Stored records:
┌──
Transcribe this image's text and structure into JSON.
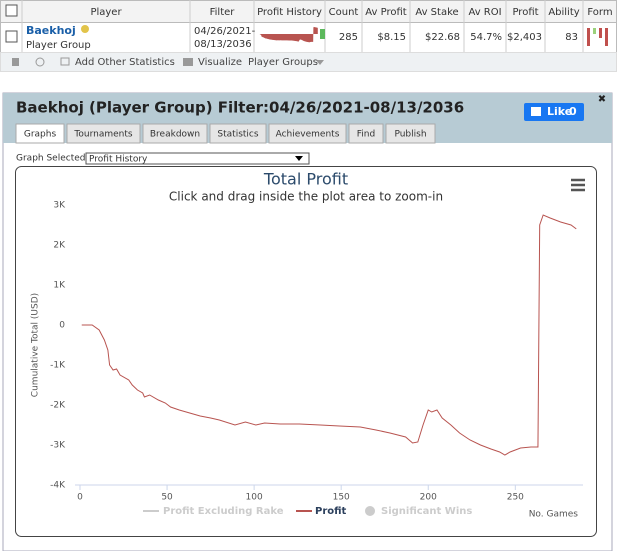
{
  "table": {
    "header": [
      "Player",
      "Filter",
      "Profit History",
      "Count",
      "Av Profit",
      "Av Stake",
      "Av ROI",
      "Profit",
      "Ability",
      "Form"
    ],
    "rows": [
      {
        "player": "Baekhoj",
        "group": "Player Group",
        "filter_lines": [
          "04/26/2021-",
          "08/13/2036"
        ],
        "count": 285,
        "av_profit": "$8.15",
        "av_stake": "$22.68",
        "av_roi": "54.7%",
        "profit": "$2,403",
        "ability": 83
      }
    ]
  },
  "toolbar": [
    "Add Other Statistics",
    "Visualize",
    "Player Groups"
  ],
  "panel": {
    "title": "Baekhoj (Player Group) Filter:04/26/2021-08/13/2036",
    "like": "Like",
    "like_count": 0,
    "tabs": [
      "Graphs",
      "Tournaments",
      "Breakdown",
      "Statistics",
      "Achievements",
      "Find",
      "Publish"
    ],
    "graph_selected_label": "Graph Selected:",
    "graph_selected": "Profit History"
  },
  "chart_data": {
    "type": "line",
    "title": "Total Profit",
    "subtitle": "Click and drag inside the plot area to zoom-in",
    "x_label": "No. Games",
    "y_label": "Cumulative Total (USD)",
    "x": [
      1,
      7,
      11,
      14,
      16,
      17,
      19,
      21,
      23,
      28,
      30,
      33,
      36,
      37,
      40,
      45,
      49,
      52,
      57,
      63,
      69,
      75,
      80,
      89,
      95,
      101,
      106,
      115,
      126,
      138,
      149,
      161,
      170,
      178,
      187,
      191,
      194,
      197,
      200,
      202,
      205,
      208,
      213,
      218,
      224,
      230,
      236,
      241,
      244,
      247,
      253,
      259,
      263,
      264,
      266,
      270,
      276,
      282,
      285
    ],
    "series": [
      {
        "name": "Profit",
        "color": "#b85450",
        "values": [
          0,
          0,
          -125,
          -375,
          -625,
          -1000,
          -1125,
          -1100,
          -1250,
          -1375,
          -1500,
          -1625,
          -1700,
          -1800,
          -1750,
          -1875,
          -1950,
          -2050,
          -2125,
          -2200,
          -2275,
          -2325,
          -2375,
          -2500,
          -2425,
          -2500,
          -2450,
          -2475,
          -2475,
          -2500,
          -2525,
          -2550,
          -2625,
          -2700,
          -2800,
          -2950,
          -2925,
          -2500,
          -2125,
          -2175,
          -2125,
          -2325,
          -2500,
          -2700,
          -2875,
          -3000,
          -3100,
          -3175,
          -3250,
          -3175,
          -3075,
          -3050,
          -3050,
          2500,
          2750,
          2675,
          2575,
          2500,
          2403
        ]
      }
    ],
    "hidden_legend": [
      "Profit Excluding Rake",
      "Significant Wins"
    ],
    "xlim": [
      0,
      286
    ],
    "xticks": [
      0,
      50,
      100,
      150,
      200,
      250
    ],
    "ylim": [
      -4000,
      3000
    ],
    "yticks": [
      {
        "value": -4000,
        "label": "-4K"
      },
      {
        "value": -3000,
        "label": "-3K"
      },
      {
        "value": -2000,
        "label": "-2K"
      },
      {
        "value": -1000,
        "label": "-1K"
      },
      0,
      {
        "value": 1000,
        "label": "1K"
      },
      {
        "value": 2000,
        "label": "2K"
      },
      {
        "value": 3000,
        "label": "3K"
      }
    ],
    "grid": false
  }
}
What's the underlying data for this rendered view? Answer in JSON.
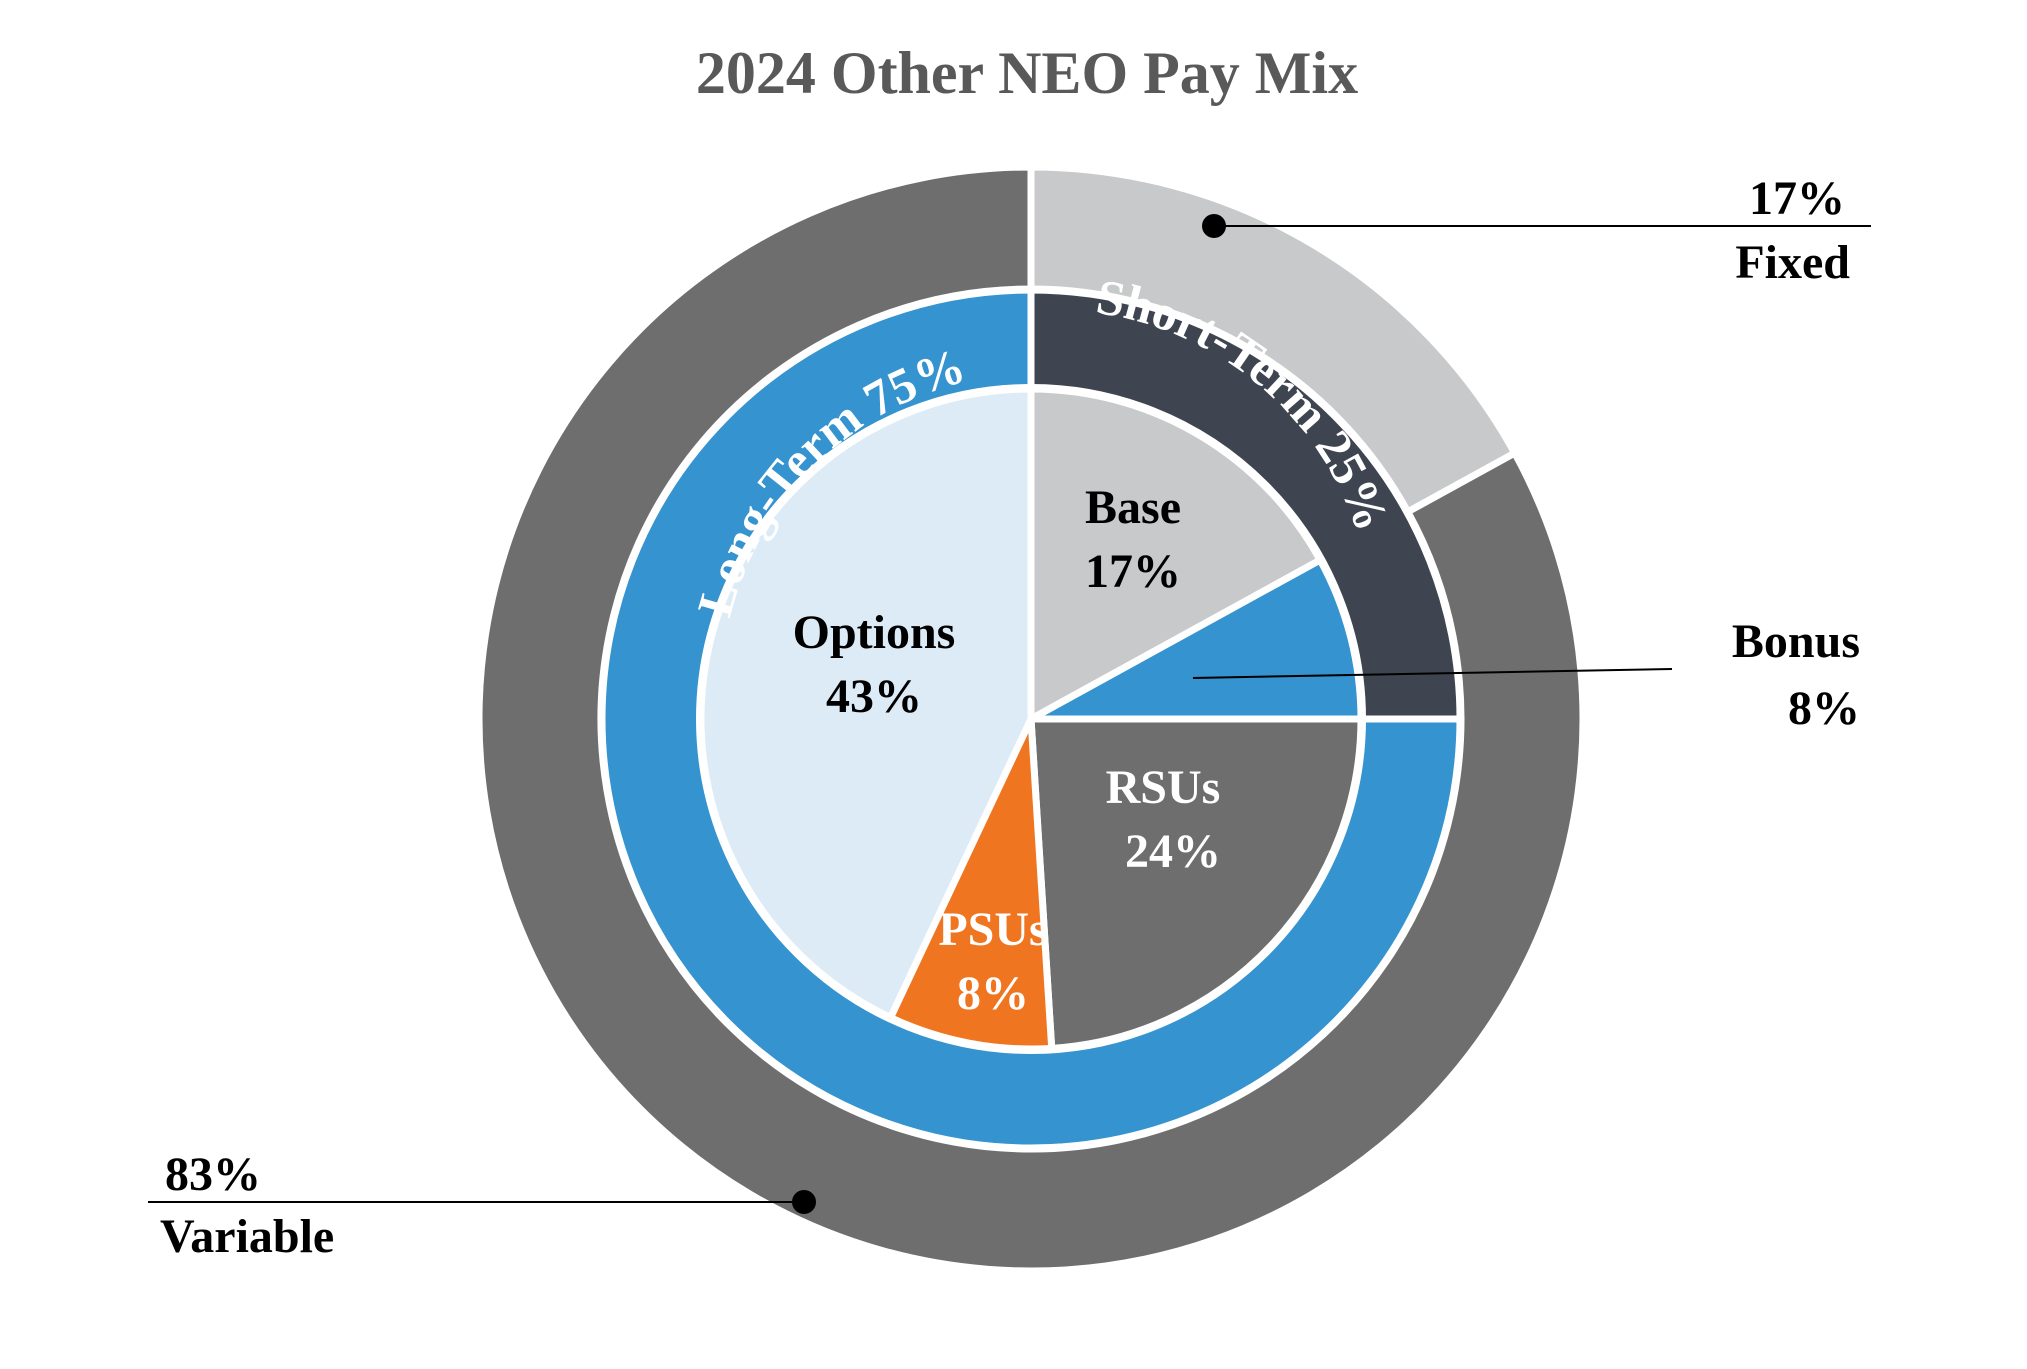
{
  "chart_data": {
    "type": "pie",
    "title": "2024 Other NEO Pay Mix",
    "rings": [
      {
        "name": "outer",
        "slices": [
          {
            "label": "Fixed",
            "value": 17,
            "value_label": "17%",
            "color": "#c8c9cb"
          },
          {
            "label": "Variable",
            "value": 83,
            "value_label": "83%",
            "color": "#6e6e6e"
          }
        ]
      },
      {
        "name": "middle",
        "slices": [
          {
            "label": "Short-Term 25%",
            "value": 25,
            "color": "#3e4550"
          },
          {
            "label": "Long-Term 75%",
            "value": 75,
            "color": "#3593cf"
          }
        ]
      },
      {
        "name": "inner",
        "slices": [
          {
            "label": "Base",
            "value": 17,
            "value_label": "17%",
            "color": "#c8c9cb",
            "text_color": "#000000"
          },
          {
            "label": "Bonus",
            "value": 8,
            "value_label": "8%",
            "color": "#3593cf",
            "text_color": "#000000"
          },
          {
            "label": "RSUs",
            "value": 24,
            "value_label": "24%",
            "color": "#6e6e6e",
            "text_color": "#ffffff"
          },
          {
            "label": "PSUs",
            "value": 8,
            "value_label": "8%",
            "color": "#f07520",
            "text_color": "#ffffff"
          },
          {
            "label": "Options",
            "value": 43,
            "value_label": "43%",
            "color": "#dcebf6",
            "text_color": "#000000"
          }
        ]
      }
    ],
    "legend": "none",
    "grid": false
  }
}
└──
┌──
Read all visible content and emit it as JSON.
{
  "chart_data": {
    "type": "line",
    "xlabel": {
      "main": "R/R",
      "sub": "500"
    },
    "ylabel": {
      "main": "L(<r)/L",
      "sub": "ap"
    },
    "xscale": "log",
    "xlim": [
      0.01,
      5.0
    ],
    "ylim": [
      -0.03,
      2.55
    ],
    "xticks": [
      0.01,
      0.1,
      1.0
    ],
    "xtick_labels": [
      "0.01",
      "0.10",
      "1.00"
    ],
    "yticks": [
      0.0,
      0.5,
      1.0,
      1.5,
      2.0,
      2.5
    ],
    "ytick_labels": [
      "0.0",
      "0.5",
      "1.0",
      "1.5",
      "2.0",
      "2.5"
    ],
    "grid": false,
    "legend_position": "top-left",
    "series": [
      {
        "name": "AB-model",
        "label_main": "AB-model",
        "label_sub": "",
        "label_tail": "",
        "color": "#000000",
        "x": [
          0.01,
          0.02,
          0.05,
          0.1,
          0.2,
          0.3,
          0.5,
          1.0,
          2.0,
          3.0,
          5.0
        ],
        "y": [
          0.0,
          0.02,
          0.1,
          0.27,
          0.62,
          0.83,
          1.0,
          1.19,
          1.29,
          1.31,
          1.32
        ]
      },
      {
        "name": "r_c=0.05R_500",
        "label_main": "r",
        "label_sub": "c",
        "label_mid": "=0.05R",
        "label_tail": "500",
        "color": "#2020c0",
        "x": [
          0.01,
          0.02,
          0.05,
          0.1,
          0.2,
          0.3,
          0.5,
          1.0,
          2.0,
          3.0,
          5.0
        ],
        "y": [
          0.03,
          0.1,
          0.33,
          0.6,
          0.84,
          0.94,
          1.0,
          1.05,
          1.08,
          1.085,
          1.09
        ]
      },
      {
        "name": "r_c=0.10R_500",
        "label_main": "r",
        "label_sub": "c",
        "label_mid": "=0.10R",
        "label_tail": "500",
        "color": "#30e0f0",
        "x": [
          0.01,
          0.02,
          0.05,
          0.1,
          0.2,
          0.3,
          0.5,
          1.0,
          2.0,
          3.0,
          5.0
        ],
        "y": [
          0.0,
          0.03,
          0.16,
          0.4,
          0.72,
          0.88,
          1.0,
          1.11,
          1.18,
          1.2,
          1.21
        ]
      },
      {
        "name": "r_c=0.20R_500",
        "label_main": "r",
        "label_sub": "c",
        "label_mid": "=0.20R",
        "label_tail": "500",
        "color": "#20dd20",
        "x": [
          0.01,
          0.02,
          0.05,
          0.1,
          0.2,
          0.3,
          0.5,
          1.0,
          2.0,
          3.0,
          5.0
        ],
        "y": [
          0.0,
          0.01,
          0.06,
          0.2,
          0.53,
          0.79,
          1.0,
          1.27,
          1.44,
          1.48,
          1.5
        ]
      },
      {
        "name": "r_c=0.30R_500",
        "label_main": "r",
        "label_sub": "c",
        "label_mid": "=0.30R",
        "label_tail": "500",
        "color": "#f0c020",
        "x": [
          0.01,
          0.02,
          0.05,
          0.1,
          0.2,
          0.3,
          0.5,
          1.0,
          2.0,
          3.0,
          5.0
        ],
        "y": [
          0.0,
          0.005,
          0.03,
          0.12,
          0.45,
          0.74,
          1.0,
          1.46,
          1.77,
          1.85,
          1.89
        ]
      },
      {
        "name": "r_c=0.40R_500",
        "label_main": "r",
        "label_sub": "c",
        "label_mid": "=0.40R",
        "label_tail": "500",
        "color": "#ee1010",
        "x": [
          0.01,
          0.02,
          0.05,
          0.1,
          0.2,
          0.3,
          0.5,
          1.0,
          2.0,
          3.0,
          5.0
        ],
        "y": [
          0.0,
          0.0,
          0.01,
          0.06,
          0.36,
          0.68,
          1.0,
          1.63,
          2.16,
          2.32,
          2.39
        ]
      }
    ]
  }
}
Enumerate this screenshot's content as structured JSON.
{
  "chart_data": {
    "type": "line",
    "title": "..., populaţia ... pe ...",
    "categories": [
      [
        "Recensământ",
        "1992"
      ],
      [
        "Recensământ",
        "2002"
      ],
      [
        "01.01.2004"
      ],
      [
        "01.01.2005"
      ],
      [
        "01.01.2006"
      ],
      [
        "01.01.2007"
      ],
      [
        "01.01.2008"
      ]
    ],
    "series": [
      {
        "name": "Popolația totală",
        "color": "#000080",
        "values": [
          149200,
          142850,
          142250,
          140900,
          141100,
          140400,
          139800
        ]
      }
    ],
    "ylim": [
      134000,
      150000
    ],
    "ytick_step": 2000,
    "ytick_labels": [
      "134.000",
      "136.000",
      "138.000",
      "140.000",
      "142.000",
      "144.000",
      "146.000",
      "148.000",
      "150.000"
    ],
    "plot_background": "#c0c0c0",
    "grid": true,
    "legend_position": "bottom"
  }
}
└──
§ **THE PROBLEM**
Pick out and copy every line that contains the word "this".

§ **FULL RESPONSE**
Transcribe this image's text and structure into JSON.
What's the underlying data for this rendered view? Answer in JSON.
Enumerate this screenshot's content as structured JSON.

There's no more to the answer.